[Start of Dataset records]

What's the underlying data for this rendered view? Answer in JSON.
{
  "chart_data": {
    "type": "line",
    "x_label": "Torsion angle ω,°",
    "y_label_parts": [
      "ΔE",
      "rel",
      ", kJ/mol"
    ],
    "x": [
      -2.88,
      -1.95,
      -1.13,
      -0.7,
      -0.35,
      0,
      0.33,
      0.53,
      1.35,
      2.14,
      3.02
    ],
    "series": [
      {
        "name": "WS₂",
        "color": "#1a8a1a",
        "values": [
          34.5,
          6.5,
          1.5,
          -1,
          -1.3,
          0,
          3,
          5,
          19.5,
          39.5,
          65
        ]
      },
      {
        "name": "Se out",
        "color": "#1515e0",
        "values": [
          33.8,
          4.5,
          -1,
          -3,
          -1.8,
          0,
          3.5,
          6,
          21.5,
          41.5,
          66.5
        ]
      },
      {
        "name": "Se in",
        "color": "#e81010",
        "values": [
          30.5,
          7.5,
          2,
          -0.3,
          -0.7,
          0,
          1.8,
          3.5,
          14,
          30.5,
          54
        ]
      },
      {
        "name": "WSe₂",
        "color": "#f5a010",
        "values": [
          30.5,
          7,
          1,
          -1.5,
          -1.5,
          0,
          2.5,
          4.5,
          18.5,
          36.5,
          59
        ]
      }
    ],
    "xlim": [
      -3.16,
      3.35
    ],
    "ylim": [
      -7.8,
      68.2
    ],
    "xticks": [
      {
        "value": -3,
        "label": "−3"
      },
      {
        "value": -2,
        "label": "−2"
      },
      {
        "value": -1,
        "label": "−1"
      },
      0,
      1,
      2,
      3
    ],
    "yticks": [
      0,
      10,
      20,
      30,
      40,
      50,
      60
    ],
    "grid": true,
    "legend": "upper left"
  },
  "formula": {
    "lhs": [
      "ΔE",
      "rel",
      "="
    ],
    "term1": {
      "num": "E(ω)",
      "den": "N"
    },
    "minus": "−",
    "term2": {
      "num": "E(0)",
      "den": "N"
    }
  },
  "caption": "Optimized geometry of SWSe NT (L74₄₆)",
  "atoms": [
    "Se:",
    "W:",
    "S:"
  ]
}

[End of Dataset records]

**Task objective**
Can you restate every record above word for word?

**Written answer**
What's the underlying data for this rendered view? Answer in JSON.
{
  "chart_data": {
    "type": "line",
    "x_label": "Torsion angle ω,°",
    "y_label_parts": [
      "ΔE",
      "rel",
      ", kJ/mol"
    ],
    "x": [
      -2.88,
      -1.95,
      -1.13,
      -0.7,
      -0.35,
      0,
      0.33,
      0.53,
      1.35,
      2.14,
      3.02
    ],
    "series": [
      {
        "name": "WS₂",
        "color": "#1a8a1a",
        "values": [
          34.5,
          6.5,
          1.5,
          -1,
          -1.3,
          0,
          3,
          5,
          19.5,
          39.5,
          65
        ]
      },
      {
        "name": "Se out",
        "color": "#1515e0",
        "values": [
          33.8,
          4.5,
          -1,
          -3,
          -1.8,
          0,
          3.5,
          6,
          21.5,
          41.5,
          66.5
        ]
      },
      {
        "name": "Se in",
        "color": "#e81010",
        "values": [
          30.5,
          7.5,
          2,
          -0.3,
          -0.7,
          0,
          1.8,
          3.5,
          14,
          30.5,
          54
        ]
      },
      {
        "name": "WSe₂",
        "color": "#f5a010",
        "values": [
          30.5,
          7,
          1,
          -1.5,
          -1.5,
          0,
          2.5,
          4.5,
          18.5,
          36.5,
          59
        ]
      }
    ],
    "xlim": [
      -3.16,
      3.35
    ],
    "ylim": [
      -7.8,
      68.2
    ],
    "xticks": [
      {
        "value": -3,
        "label": "−3"
      },
      {
        "value": -2,
        "label": "−2"
      },
      {
        "value": -1,
        "label": "−1"
      },
      0,
      1,
      2,
      3
    ],
    "yticks": [
      0,
      10,
      20,
      30,
      40,
      50,
      60
    ],
    "grid": true,
    "legend": "upper left"
  },
  "formula": {
    "lhs": [
      "ΔE",
      "rel",
      "="
    ],
    "term1": {
      "num": "E(ω)",
      "den": "N"
    },
    "minus": "−",
    "term2": {
      "num": "E(0)",
      "den": "N"
    }
  },
  "caption": "Optimized geometry of SWSe NT (L74₄₆)",
  "atoms": [
    "Se:",
    "W:",
    "S:"
  ]
}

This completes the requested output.